Objective:
Quote all of the material below line by line, without changing a single character.

(Records from a data collection)
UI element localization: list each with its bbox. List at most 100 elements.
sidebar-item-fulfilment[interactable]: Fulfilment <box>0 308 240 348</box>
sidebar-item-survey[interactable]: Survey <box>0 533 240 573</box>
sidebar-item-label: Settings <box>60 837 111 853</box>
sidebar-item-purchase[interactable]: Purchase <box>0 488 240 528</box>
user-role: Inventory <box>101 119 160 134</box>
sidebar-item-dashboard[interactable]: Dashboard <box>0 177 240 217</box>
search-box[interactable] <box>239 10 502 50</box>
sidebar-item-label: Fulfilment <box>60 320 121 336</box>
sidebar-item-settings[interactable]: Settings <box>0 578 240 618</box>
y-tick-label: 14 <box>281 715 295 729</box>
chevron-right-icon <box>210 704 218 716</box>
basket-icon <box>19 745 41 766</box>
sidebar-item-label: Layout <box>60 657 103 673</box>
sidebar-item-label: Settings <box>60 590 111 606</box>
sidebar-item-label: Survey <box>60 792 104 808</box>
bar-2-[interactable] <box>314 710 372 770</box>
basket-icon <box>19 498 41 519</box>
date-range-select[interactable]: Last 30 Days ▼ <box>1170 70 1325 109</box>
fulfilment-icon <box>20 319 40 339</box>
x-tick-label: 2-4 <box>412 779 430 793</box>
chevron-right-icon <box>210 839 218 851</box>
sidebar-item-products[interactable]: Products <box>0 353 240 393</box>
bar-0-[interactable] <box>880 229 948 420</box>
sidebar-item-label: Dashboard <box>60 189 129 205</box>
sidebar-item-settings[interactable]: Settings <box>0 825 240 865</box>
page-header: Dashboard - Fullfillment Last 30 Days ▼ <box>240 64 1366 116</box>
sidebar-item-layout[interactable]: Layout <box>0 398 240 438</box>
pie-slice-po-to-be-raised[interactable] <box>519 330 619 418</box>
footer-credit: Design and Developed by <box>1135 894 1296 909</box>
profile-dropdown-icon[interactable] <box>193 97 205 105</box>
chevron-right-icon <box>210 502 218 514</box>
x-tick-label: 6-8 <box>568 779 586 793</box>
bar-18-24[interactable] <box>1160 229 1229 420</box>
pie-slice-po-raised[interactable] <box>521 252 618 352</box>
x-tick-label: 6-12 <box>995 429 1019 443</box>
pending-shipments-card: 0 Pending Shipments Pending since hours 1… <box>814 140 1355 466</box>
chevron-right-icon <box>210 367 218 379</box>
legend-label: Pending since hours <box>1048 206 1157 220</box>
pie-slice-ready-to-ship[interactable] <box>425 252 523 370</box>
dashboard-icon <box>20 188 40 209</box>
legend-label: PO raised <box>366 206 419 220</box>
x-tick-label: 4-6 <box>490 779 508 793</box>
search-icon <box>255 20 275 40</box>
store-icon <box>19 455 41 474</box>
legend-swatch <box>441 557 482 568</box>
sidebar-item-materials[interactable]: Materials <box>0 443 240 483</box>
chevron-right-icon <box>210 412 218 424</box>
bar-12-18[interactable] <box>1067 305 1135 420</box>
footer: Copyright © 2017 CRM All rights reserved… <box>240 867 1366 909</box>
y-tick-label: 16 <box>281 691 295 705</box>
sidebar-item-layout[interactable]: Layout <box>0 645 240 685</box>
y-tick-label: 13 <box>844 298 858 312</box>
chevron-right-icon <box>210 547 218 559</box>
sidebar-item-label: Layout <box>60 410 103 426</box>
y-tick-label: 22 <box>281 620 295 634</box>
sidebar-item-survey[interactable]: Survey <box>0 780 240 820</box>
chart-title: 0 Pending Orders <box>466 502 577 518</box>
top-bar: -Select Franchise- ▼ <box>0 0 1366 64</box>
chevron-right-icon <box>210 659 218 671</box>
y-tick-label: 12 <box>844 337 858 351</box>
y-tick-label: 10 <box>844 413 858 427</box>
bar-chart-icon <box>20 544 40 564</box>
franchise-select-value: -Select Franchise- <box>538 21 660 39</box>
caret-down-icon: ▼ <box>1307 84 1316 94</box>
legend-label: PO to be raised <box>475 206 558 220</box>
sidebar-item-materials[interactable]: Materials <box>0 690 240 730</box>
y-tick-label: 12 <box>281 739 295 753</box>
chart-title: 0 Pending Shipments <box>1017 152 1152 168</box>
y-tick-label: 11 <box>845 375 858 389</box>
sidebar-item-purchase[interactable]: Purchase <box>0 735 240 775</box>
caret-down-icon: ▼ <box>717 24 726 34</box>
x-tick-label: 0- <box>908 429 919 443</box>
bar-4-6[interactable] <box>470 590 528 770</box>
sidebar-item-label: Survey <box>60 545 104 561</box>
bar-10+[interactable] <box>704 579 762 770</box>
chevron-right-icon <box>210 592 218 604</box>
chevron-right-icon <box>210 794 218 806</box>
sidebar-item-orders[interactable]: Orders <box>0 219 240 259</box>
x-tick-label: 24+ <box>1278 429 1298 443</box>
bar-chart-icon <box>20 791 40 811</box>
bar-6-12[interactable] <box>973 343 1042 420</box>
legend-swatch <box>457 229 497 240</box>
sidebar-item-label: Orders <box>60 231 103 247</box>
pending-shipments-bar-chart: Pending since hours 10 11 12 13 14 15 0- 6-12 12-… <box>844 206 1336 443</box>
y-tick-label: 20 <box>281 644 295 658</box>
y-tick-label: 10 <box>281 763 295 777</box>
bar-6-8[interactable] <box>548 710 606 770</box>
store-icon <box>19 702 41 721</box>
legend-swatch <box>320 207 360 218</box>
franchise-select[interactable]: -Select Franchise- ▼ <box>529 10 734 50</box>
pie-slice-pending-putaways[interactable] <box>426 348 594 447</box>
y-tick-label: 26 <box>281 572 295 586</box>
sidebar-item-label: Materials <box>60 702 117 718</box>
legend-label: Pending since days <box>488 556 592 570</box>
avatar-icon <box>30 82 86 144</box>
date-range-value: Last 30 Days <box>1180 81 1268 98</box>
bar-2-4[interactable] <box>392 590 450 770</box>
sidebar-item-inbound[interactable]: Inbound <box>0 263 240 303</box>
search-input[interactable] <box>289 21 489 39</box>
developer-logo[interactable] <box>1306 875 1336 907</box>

Solution for this task:
UI element localization: list each with its bbox. List at most 100 elements.
sidebar-item-fulfilment[interactable]: Fulfilment <box>0 308 240 348</box>
sidebar-item-survey[interactable]: Survey <box>0 533 240 573</box>
sidebar-item-label: Settings <box>60 837 111 853</box>
sidebar-item-purchase[interactable]: Purchase <box>0 488 240 528</box>
user-role: Inventory <box>101 119 160 134</box>
sidebar-item-dashboard[interactable]: Dashboard <box>0 177 240 217</box>
search-box[interactable] <box>239 10 502 50</box>
sidebar-item-label: Fulfilment <box>60 320 121 336</box>
sidebar-item-settings[interactable]: Settings <box>0 578 240 618</box>
y-tick-label: 14 <box>281 715 295 729</box>
chevron-right-icon <box>210 704 218 716</box>
basket-icon <box>19 745 41 766</box>
sidebar-item-label: Layout <box>60 657 103 673</box>
sidebar-item-label: Settings <box>60 590 111 606</box>
sidebar-item-label: Survey <box>60 792 104 808</box>
bar-2-[interactable] <box>314 710 372 770</box>
basket-icon <box>19 498 41 519</box>
date-range-select[interactable]: Last 30 Days ▼ <box>1170 70 1325 109</box>
fulfilment-icon <box>20 319 40 339</box>
x-tick-label: 2-4 <box>412 779 430 793</box>
chevron-right-icon <box>210 839 218 851</box>
sidebar-item-products[interactable]: Products <box>0 353 240 393</box>
bar-0-[interactable] <box>880 229 948 420</box>
sidebar-item-label: Dashboard <box>60 189 129 205</box>
sidebar-item-settings[interactable]: Settings <box>0 825 240 865</box>
page-header: Dashboard - Fullfillment Last 30 Days ▼ <box>240 64 1366 116</box>
sidebar-item-layout[interactable]: Layout <box>0 398 240 438</box>
pie-slice-po-to-be-raised[interactable] <box>519 330 619 418</box>
footer-credit: Design and Developed by <box>1135 894 1296 909</box>
profile-dropdown-icon[interactable] <box>193 97 205 105</box>
chevron-right-icon <box>210 502 218 514</box>
x-tick-label: 6-8 <box>568 779 586 793</box>
bar-18-24[interactable] <box>1160 229 1229 420</box>
pie-slice-po-raised[interactable] <box>521 252 618 352</box>
x-tick-label: 6-12 <box>995 429 1019 443</box>
pending-shipments-card: 0 Pending Shipments Pending since hours 1… <box>814 140 1355 466</box>
chevron-right-icon <box>210 367 218 379</box>
legend-label: Pending since hours <box>1048 206 1157 220</box>
pie-slice-ready-to-ship[interactable] <box>425 252 523 370</box>
dashboard-icon <box>20 188 40 209</box>
legend-label: PO raised <box>366 206 419 220</box>
x-tick-label: 4-6 <box>490 779 508 793</box>
search-icon <box>255 20 275 40</box>
store-icon <box>19 455 41 474</box>
legend-swatch <box>441 557 482 568</box>
sidebar-item-materials[interactable]: Materials <box>0 443 240 483</box>
chevron-right-icon <box>210 412 218 424</box>
bar-12-18[interactable] <box>1067 305 1135 420</box>
footer: Copyright © 2017 CRM All rights reserved… <box>240 867 1366 909</box>
y-tick-label: 16 <box>281 691 295 705</box>
sidebar-item-layout[interactable]: Layout <box>0 645 240 685</box>
y-tick-label: 13 <box>844 298 858 312</box>
chevron-right-icon <box>210 547 218 559</box>
sidebar-item-label: Layout <box>60 410 103 426</box>
y-tick-label: 22 <box>281 620 295 634</box>
sidebar-item-survey[interactable]: Survey <box>0 780 240 820</box>
chart-title: 0 Pending Orders <box>466 502 577 518</box>
top-bar: -Select Franchise- ▼ <box>0 0 1366 64</box>
chevron-right-icon <box>210 659 218 671</box>
y-tick-label: 12 <box>844 337 858 351</box>
y-tick-label: 10 <box>844 413 858 427</box>
bar-chart-icon <box>20 544 40 564</box>
franchise-select-value: -Select Franchise- <box>538 21 660 39</box>
caret-down-icon: ▼ <box>1307 84 1316 94</box>
legend-label: PO to be raised <box>475 206 558 220</box>
sidebar-item-materials[interactable]: Materials <box>0 690 240 730</box>
y-tick-label: 12 <box>281 739 295 753</box>
chart-title: 0 Pending Shipments <box>1017 152 1152 168</box>
y-tick-label: 11 <box>845 375 858 389</box>
sidebar-item-purchase[interactable]: Purchase <box>0 735 240 775</box>
caret-down-icon: ▼ <box>717 24 726 34</box>
x-tick-label: 0- <box>908 429 919 443</box>
bar-4-6[interactable] <box>470 590 528 770</box>
sidebar-item-label: Survey <box>60 545 104 561</box>
bar-10+[interactable] <box>704 579 762 770</box>
chevron-right-icon <box>210 592 218 604</box>
chevron-right-icon <box>210 794 218 806</box>
sidebar-item-orders[interactable]: Orders <box>0 219 240 259</box>
x-tick-label: 24+ <box>1278 429 1298 443</box>
bar-chart-icon <box>20 791 40 811</box>
bar-6-12[interactable] <box>973 343 1042 420</box>
legend-swatch <box>457 229 497 240</box>
sidebar-item-label: Orders <box>60 231 103 247</box>
pending-shipments-bar-chart: Pending since hours 10 11 12 13 14 15 0- 6-12 12-… <box>844 206 1336 443</box>
y-tick-label: 20 <box>281 644 295 658</box>
y-tick-label: 10 <box>281 763 295 777</box>
bar-6-8[interactable] <box>548 710 606 770</box>
store-icon <box>19 702 41 721</box>
legend-swatch <box>320 207 360 218</box>
franchise-select[interactable]: -Select Franchise- ▼ <box>529 10 734 50</box>
pie-slice-pending-putaways[interactable] <box>426 348 594 447</box>
y-tick-label: 26 <box>281 572 295 586</box>
sidebar-item-label: Materials <box>60 702 117 718</box>
legend-label: Pending since days <box>488 556 592 570</box>
avatar-icon <box>30 82 86 144</box>
date-range-value: Last 30 Days <box>1180 81 1268 98</box>
bar-2-4[interactable] <box>392 590 450 770</box>
sidebar-item-inbound[interactable]: Inbound <box>0 263 240 303</box>
search-input[interactable] <box>289 21 489 39</box>
developer-logo[interactable] <box>1306 875 1336 907</box>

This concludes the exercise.